Available data.
((
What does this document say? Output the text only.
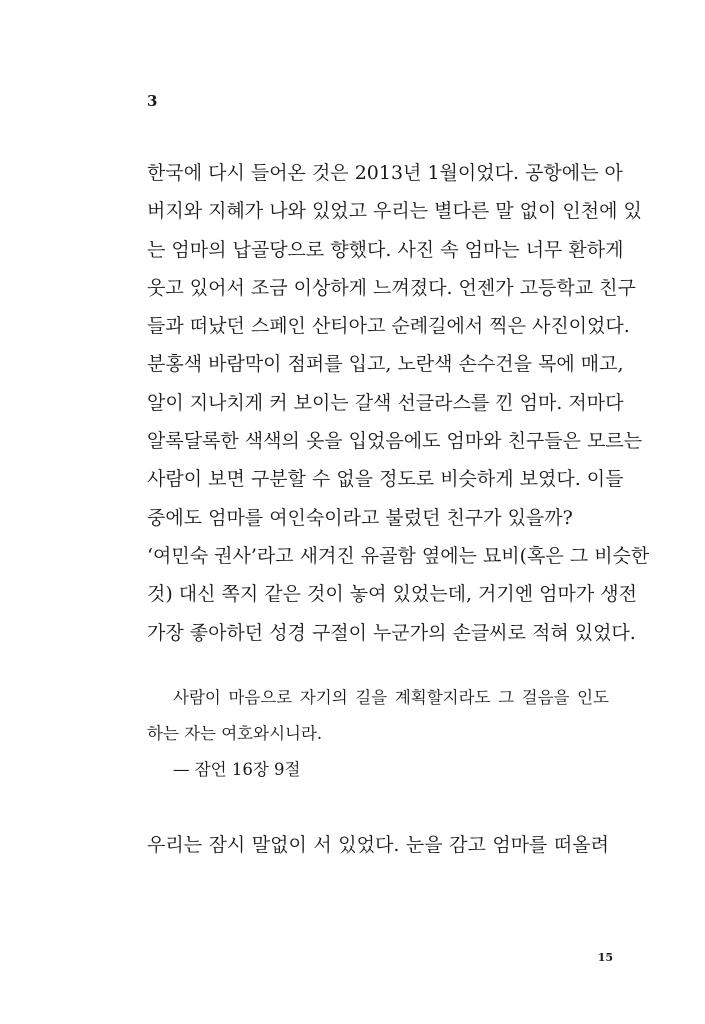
3
한국에 다시 들어온 것은 2013년 1월이었다. 공항에는 아
버지와 지혜가 나와 있었고 우리는 별다른 말 없이 인천에 있
는 엄마의 납골당으로 향했다. 사진 속 엄마는 너무 환하게
웃고 있어서 조금 이상하게 느껴졌다. 언젠가 고등학교 친구
들과 떠났던 스페인 산티아고 순례길에서 찍은 사진이었다.
분홍색 바람막이 점퍼를 입고, 노란색 손수건을 목에 매고,
알이 지나치게 커 보이는 갈색 선글라스를 낀 엄마. 저마다
알록달록한 색색의 옷을 입었음에도 엄마와 친구들은 모르는
사람이 보면 구분할 수 없을 정도로 비슷하게 보였다. 이들
중에도 엄마를 여인숙이라고 불렀던 친구가 있을까?
‘여민숙 권사’라고 새겨진 유골함 옆에는 묘비(혹은 그 비슷한
것) 대신 쪽지 같은 것이 놓여 있었는데, 거기엔 엄마가 생전
가장 좋아하던 성경 구절이 누군가의 손글씨로 적혀 있었다.
사람이 마음으로 자기의 길을 계획할지라도 그 걸음을 인도
하는 자는 여호와시니라.
— 잠언 16장 9절
우리는 잠시 말없이 서 있었다. 눈을 감고 엄마를 떠올려
15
))
Aim of the exercise.
Write out the records above exactly as they stand, leaving out every picture.

Written solution.
What does this document say? Output the text only.
3
한국에 다시 들어온 것은 2013년 1월이었다. 공항에는 아
버지와 지혜가 나와 있었고 우리는 별다른 말 없이 인천에 있
는 엄마의 납골당으로 향했다. 사진 속 엄마는 너무 환하게
웃고 있어서 조금 이상하게 느껴졌다. 언젠가 고등학교 친구
들과 떠났던 스페인 산티아고 순례길에서 찍은 사진이었다.
분홍색 바람막이 점퍼를 입고, 노란색 손수건을 목에 매고,
알이 지나치게 커 보이는 갈색 선글라스를 낀 엄마. 저마다
알록달록한 색색의 옷을 입었음에도 엄마와 친구들은 모르는
사람이 보면 구분할 수 없을 정도로 비슷하게 보였다. 이들
중에도 엄마를 여인숙이라고 불렀던 친구가 있을까?
‘여민숙 권사’라고 새겨진 유골함 옆에는 묘비(혹은 그 비슷한
것) 대신 쪽지 같은 것이 놓여 있었는데, 거기엔 엄마가 생전
가장 좋아하던 성경 구절이 누군가의 손글씨로 적혀 있었다.
사람이 마음으로 자기의 길을 계획할지라도 그 걸음을 인도
하는 자는 여호와시니라.
— 잠언 16장 9절
우리는 잠시 말없이 서 있었다. 눈을 감고 엄마를 떠올려
15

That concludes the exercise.